#### Aim:
Using the data below, repeat all of it precisely.

#### Data section:

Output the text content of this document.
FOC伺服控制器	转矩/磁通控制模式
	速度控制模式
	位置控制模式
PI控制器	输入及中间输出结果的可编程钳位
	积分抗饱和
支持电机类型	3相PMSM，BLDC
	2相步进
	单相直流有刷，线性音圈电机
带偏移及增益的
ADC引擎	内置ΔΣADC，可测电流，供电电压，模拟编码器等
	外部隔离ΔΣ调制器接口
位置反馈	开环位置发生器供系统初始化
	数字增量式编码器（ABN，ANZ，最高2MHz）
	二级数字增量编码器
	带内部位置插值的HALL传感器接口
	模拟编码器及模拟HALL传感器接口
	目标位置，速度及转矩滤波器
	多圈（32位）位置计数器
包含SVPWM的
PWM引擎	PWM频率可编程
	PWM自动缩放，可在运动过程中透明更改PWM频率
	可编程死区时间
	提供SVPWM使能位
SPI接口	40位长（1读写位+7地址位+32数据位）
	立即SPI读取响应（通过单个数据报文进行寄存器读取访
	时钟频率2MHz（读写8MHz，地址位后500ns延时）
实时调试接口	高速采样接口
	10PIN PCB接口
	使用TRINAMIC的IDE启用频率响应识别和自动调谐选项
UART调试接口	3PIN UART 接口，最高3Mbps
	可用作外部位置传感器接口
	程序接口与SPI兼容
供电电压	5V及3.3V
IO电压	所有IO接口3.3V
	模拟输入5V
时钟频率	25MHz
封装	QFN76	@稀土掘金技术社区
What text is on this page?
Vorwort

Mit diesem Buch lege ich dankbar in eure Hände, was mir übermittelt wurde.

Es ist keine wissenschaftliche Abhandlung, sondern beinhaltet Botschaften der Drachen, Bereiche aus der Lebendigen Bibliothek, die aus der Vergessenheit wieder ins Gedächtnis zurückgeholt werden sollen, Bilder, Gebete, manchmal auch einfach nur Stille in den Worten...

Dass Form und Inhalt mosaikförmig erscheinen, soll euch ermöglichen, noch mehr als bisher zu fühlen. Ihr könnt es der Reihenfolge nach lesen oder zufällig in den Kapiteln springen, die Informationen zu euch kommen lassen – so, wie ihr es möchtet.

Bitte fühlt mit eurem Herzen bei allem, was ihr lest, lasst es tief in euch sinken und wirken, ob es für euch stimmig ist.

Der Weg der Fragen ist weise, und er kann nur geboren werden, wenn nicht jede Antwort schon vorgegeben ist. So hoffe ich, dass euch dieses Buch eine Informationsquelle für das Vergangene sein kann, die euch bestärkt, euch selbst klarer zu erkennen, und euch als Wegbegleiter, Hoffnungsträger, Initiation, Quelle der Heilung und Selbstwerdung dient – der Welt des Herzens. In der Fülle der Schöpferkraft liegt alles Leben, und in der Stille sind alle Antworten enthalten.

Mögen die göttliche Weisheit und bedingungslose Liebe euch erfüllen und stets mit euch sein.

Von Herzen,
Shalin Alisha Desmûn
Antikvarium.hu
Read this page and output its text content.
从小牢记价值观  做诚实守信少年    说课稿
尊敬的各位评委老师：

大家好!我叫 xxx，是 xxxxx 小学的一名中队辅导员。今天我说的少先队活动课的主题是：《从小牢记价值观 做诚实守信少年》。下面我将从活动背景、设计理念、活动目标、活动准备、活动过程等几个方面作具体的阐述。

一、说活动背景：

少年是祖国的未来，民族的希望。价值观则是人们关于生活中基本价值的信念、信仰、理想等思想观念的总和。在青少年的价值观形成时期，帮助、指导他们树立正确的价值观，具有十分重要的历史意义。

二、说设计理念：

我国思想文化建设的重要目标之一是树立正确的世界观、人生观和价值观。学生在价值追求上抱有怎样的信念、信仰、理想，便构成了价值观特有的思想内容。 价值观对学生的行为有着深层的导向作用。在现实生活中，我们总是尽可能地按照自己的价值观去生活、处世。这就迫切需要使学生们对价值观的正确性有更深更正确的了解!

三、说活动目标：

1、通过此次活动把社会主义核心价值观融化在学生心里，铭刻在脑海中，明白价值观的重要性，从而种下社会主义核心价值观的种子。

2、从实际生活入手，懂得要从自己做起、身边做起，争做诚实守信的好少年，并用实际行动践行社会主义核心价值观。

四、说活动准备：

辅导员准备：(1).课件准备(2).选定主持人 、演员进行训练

#### Response below:
Output the text content of this document.
FOC伺服控制器	转矩/磁通控制模式
	速度控制模式
	位置控制模式
PI控制器	输入及中间输出结果的可编程钳位
	积分抗饱和
支持电机类型	3相PMSM，BLDC
	2相步进
	单相直流有刷，线性音圈电机
带偏移及增益的
ADC引擎	内置ΔΣADC，可测电流，供电电压，模拟编码器等
	外部隔离ΔΣ调制器接口
位置反馈	开环位置发生器供系统初始化
	数字增量式编码器（ABN，ANZ，最高2MHz）
	二级数字增量编码器
	带内部位置插值的HALL传感器接口
	模拟编码器及模拟HALL传感器接口
	目标位置，速度及转矩滤波器
	多圈（32位）位置计数器
包含SVPWM的
PWM引擎	PWM频率可编程
	PWM自动缩放，可在运动过程中透明更改PWM频率
	可编程死区时间
	提供SVPWM使能位
SPI接口	40位长（1读写位+7地址位+32数据位）
	立即SPI读取响应（通过单个数据报文进行寄存器读取访
	时钟频率2MHz（读写8MHz，地址位后500ns延时）
实时调试接口	高速采样接口
	10PIN PCB接口
	使用TRINAMIC的IDE启用频率响应识别和自动调谐选项
UART调试接口	3PIN UART 接口，最高3Mbps
	可用作外部位置传感器接口
	程序接口与SPI兼容
供电电压	5V及3.3V
IO电压	所有IO接口3.3V
	模拟输入5V
时钟频率	25MHz
封装	QFN76	@稀土掘金技术社区
What text is on this page?
Vorwort

Mit diesem Buch lege ich dankbar in eure Hände, was mir übermittelt wurde.

Es ist keine wissenschaftliche Abhandlung, sondern beinhaltet Botschaften der Drachen, Bereiche aus der Lebendigen Bibliothek, die aus der Vergessenheit wieder ins Gedächtnis zurückgeholt werden sollen, Bilder, Gebete, manchmal auch einfach nur Stille in den Worten...

Dass Form und Inhalt mosaikförmig erscheinen, soll euch ermöglichen, noch mehr als bisher zu fühlen. Ihr könnt es der Reihenfolge nach lesen oder zufällig in den Kapiteln springen, die Informationen zu euch kommen lassen – so, wie ihr es möchtet.

Bitte fühlt mit eurem Herzen bei allem, was ihr lest, lasst es tief in euch sinken und wirken, ob es für euch stimmig ist.

Der Weg der Fragen ist weise, und er kann nur geboren werden, wenn nicht jede Antwort schon vorgegeben ist. So hoffe ich, dass euch dieses Buch eine Informationsquelle für das Vergangene sein kann, die euch bestärkt, euch selbst klarer zu erkennen, und euch als Wegbegleiter, Hoffnungsträger, Initiation, Quelle der Heilung und Selbstwerdung dient – der Welt des Herzens. In der Fülle der Schöpferkraft liegt alles Leben, und in der Stille sind alle Antworten enthalten.

Mögen die göttliche Weisheit und bedingungslose Liebe euch erfüllen und stets mit euch sein.

Von Herzen,
Shalin Alisha Desmûn
Antikvarium.hu
Read this page and output its text content.
从小牢记价值观  做诚实守信少年    说课稿
尊敬的各位评委老师：

大家好!我叫 xxx，是 xxxxx 小学的一名中队辅导员。今天我说的少先队活动课的主题是：《从小牢记价值观 做诚实守信少年》。下面我将从活动背景、设计理念、活动目标、活动准备、活动过程等几个方面作具体的阐述。

一、说活动背景：

少年是祖国的未来，民族的希望。价值观则是人们关于生活中基本价值的信念、信仰、理想等思想观念的总和。在青少年的价值观形成时期，帮助、指导他们树立正确的价值观，具有十分重要的历史意义。

二、说设计理念：

我国思想文化建设的重要目标之一是树立正确的世界观、人生观和价值观。学生在价值追求上抱有怎样的信念、信仰、理想，便构成了价值观特有的思想内容。 价值观对学生的行为有着深层的导向作用。在现实生活中，我们总是尽可能地按照自己的价值观去生活、处世。这就迫切需要使学生们对价值观的正确性有更深更正确的了解!

三、说活动目标：

1、通过此次活动把社会主义核心价值观融化在学生心里，铭刻在脑海中，明白价值观的重要性，从而种下社会主义核心价值观的种子。

2、从实际生活入手，懂得要从自己做起、身边做起，争做诚实守信的好少年，并用实际行动践行社会主义核心价值观。

四、说活动准备：

辅导员准备：(1).课件准备(2).选定主持人 、演员进行训练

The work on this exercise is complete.